*Exercise*
Reproduce the records below exactly as they appear.

BEGIN Input rows

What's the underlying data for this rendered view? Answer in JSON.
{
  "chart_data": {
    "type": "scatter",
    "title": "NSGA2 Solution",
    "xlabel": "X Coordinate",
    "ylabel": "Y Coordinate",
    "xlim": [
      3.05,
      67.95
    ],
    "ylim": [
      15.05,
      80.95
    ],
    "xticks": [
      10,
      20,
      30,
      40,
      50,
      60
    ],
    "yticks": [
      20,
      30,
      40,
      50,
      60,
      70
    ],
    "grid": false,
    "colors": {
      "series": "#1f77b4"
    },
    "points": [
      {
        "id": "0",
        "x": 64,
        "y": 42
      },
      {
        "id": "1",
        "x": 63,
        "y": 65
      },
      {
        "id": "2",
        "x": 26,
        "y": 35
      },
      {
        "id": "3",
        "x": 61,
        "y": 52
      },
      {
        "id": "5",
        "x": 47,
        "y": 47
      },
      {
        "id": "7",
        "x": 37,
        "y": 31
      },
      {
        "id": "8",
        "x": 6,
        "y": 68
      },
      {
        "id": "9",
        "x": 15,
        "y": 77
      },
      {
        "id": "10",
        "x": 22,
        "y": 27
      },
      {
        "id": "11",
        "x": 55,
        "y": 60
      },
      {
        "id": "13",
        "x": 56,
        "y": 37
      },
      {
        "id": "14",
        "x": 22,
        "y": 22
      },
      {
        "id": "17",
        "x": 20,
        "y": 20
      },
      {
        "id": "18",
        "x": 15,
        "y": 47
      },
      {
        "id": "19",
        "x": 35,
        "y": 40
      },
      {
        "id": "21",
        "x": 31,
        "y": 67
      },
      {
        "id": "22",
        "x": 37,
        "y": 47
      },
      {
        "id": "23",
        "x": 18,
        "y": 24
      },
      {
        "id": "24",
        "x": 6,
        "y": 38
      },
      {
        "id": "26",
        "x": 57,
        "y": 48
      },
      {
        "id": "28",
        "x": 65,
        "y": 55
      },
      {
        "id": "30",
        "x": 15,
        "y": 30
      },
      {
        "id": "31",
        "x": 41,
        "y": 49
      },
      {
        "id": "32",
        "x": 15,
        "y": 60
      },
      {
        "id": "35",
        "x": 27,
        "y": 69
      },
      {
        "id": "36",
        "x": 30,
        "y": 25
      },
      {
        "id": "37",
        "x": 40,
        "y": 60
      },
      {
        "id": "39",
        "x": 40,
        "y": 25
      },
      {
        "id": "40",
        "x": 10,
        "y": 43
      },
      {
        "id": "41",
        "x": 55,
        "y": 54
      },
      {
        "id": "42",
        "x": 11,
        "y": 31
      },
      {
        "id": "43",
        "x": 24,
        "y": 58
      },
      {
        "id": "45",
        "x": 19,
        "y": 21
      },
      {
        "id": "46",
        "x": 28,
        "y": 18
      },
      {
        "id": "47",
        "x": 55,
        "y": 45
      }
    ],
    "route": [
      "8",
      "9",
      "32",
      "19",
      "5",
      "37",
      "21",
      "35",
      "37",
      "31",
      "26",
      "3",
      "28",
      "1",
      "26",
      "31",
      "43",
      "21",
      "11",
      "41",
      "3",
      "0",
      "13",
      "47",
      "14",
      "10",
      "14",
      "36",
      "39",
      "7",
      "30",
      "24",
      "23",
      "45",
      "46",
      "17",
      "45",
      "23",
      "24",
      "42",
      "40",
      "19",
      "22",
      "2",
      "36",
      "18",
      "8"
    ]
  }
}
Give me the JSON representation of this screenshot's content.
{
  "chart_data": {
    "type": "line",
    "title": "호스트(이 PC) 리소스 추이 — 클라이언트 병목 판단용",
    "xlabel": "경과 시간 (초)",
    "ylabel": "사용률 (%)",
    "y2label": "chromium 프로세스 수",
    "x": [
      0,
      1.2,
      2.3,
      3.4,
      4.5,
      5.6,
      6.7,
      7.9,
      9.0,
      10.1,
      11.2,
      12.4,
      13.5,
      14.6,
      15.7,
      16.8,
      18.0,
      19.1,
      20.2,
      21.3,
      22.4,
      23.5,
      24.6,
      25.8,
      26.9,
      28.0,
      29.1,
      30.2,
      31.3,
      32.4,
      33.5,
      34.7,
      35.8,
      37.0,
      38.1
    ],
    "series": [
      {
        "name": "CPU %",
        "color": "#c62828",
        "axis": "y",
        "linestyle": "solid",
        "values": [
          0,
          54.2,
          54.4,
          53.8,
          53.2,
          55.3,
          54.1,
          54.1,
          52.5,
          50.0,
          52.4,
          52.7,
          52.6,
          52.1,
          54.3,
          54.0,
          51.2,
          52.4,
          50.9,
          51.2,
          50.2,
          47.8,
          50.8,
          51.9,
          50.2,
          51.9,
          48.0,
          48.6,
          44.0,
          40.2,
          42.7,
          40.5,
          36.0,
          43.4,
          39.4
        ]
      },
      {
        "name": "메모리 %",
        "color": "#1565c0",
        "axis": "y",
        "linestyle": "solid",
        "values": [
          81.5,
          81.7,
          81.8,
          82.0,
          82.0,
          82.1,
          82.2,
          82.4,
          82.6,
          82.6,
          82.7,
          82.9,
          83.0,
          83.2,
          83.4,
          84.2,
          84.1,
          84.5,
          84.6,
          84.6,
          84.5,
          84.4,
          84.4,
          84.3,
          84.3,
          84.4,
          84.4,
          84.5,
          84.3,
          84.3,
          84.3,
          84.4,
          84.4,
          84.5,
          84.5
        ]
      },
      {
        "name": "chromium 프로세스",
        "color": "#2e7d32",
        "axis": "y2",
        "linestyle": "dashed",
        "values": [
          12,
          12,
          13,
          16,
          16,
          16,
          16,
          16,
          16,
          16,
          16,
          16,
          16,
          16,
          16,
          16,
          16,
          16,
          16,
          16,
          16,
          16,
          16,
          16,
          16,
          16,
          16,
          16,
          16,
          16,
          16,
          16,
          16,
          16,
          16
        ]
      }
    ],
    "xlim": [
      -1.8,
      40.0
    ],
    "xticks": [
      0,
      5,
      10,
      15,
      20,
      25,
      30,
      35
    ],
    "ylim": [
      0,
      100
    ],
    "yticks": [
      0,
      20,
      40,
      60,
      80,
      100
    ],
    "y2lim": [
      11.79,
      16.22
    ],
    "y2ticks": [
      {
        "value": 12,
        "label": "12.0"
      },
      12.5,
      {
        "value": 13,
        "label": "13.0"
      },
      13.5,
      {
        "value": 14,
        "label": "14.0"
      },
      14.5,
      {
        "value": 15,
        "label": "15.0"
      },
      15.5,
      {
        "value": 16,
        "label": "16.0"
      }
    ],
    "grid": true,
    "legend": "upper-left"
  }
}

END Input rows

*Result of this task*
What's the underlying data for this rendered view? Answer in JSON.
{
  "chart_data": {
    "type": "scatter",
    "title": "NSGA2 Solution",
    "xlabel": "X Coordinate",
    "ylabel": "Y Coordinate",
    "xlim": [
      3.05,
      67.95
    ],
    "ylim": [
      15.05,
      80.95
    ],
    "xticks": [
      10,
      20,
      30,
      40,
      50,
      60
    ],
    "yticks": [
      20,
      30,
      40,
      50,
      60,
      70
    ],
    "grid": false,
    "colors": {
      "series": "#1f77b4"
    },
    "points": [
      {
        "id": "0",
        "x": 64,
        "y": 42
      },
      {
        "id": "1",
        "x": 63,
        "y": 65
      },
      {
        "id": "2",
        "x": 26,
        "y": 35
      },
      {
        "id": "3",
        "x": 61,
        "y": 52
      },
      {
        "id": "5",
        "x": 47,
        "y": 47
      },
      {
        "id": "7",
        "x": 37,
        "y": 31
      },
      {
        "id": "8",
        "x": 6,
        "y": 68
      },
      {
        "id": "9",
        "x": 15,
        "y": 77
      },
      {
        "id": "10",
        "x": 22,
        "y": 27
      },
      {
        "id": "11",
        "x": 55,
        "y": 60
      },
      {
        "id": "13",
        "x": 56,
        "y": 37
      },
      {
        "id": "14",
        "x": 22,
        "y": 22
      },
      {
        "id": "17",
        "x": 20,
        "y": 20
      },
      {
        "id": "18",
        "x": 15,
        "y": 47
      },
      {
        "id": "19",
        "x": 35,
        "y": 40
      },
      {
        "id": "21",
        "x": 31,
        "y": 67
      },
      {
        "id": "22",
        "x": 37,
        "y": 47
      },
      {
        "id": "23",
        "x": 18,
        "y": 24
      },
      {
        "id": "24",
        "x": 6,
        "y": 38
      },
      {
        "id": "26",
        "x": 57,
        "y": 48
      },
      {
        "id": "28",
        "x": 65,
        "y": 55
      },
      {
        "id": "30",
        "x": 15,
        "y": 30
      },
      {
        "id": "31",
        "x": 41,
        "y": 49
      },
      {
        "id": "32",
        "x": 15,
        "y": 60
      },
      {
        "id": "35",
        "x": 27,
        "y": 69
      },
      {
        "id": "36",
        "x": 30,
        "y": 25
      },
      {
        "id": "37",
        "x": 40,
        "y": 60
      },
      {
        "id": "39",
        "x": 40,
        "y": 25
      },
      {
        "id": "40",
        "x": 10,
        "y": 43
      },
      {
        "id": "41",
        "x": 55,
        "y": 54
      },
      {
        "id": "42",
        "x": 11,
        "y": 31
      },
      {
        "id": "43",
        "x": 24,
        "y": 58
      },
      {
        "id": "45",
        "x": 19,
        "y": 21
      },
      {
        "id": "46",
        "x": 28,
        "y": 18
      },
      {
        "id": "47",
        "x": 55,
        "y": 45
      }
    ],
    "route": [
      "8",
      "9",
      "32",
      "19",
      "5",
      "37",
      "21",
      "35",
      "37",
      "31",
      "26",
      "3",
      "28",
      "1",
      "26",
      "31",
      "43",
      "21",
      "11",
      "41",
      "3",
      "0",
      "13",
      "47",
      "14",
      "10",
      "14",
      "36",
      "39",
      "7",
      "30",
      "24",
      "23",
      "45",
      "46",
      "17",
      "45",
      "23",
      "24",
      "42",
      "40",
      "19",
      "22",
      "2",
      "36",
      "18",
      "8"
    ]
  }
}
Give me the JSON representation of this screenshot's content.
{
  "chart_data": {
    "type": "line",
    "title": "호스트(이 PC) 리소스 추이 — 클라이언트 병목 판단용",
    "xlabel": "경과 시간 (초)",
    "ylabel": "사용률 (%)",
    "y2label": "chromium 프로세스 수",
    "x": [
      0,
      1.2,
      2.3,
      3.4,
      4.5,
      5.6,
      6.7,
      7.9,
      9.0,
      10.1,
      11.2,
      12.4,
      13.5,
      14.6,
      15.7,
      16.8,
      18.0,
      19.1,
      20.2,
      21.3,
      22.4,
      23.5,
      24.6,
      25.8,
      26.9,
      28.0,
      29.1,
      30.2,
      31.3,
      32.4,
      33.5,
      34.7,
      35.8,
      37.0,
      38.1
    ],
    "series": [
      {
        "name": "CPU %",
        "color": "#c62828",
        "axis": "y",
        "linestyle": "solid",
        "values": [
          0,
          54.2,
          54.4,
          53.8,
          53.2,
          55.3,
          54.1,
          54.1,
          52.5,
          50.0,
          52.4,
          52.7,
          52.6,
          52.1,
          54.3,
          54.0,
          51.2,
          52.4,
          50.9,
          51.2,
          50.2,
          47.8,
          50.8,
          51.9,
          50.2,
          51.9,
          48.0,
          48.6,
          44.0,
          40.2,
          42.7,
          40.5,
          36.0,
          43.4,
          39.4
        ]
      },
      {
        "name": "메모리 %",
        "color": "#1565c0",
        "axis": "y",
        "linestyle": "solid",
        "values": [
          81.5,
          81.7,
          81.8,
          82.0,
          82.0,
          82.1,
          82.2,
          82.4,
          82.6,
          82.6,
          82.7,
          82.9,
          83.0,
          83.2,
          83.4,
          84.2,
          84.1,
          84.5,
          84.6,
          84.6,
          84.5,
          84.4,
          84.4,
          84.3,
          84.3,
          84.4,
          84.4,
          84.5,
          84.3,
          84.3,
          84.3,
          84.4,
          84.4,
          84.5,
          84.5
        ]
      },
      {
        "name": "chromium 프로세스",
        "color": "#2e7d32",
        "axis": "y2",
        "linestyle": "dashed",
        "values": [
          12,
          12,
          13,
          16,
          16,
          16,
          16,
          16,
          16,
          16,
          16,
          16,
          16,
          16,
          16,
          16,
          16,
          16,
          16,
          16,
          16,
          16,
          16,
          16,
          16,
          16,
          16,
          16,
          16,
          16,
          16,
          16,
          16,
          16,
          16
        ]
      }
    ],
    "xlim": [
      -1.8,
      40.0
    ],
    "xticks": [
      0,
      5,
      10,
      15,
      20,
      25,
      30,
      35
    ],
    "ylim": [
      0,
      100
    ],
    "yticks": [
      0,
      20,
      40,
      60,
      80,
      100
    ],
    "y2lim": [
      11.79,
      16.22
    ],
    "y2ticks": [
      {
        "value": 12,
        "label": "12.0"
      },
      12.5,
      {
        "value": 13,
        "label": "13.0"
      },
      13.5,
      {
        "value": 14,
        "label": "14.0"
      },
      14.5,
      {
        "value": 15,
        "label": "15.0"
      },
      15.5,
      {
        "value": 16,
        "label": "16.0"
      }
    ],
    "grid": true,
    "legend": "upper-left"
  }
}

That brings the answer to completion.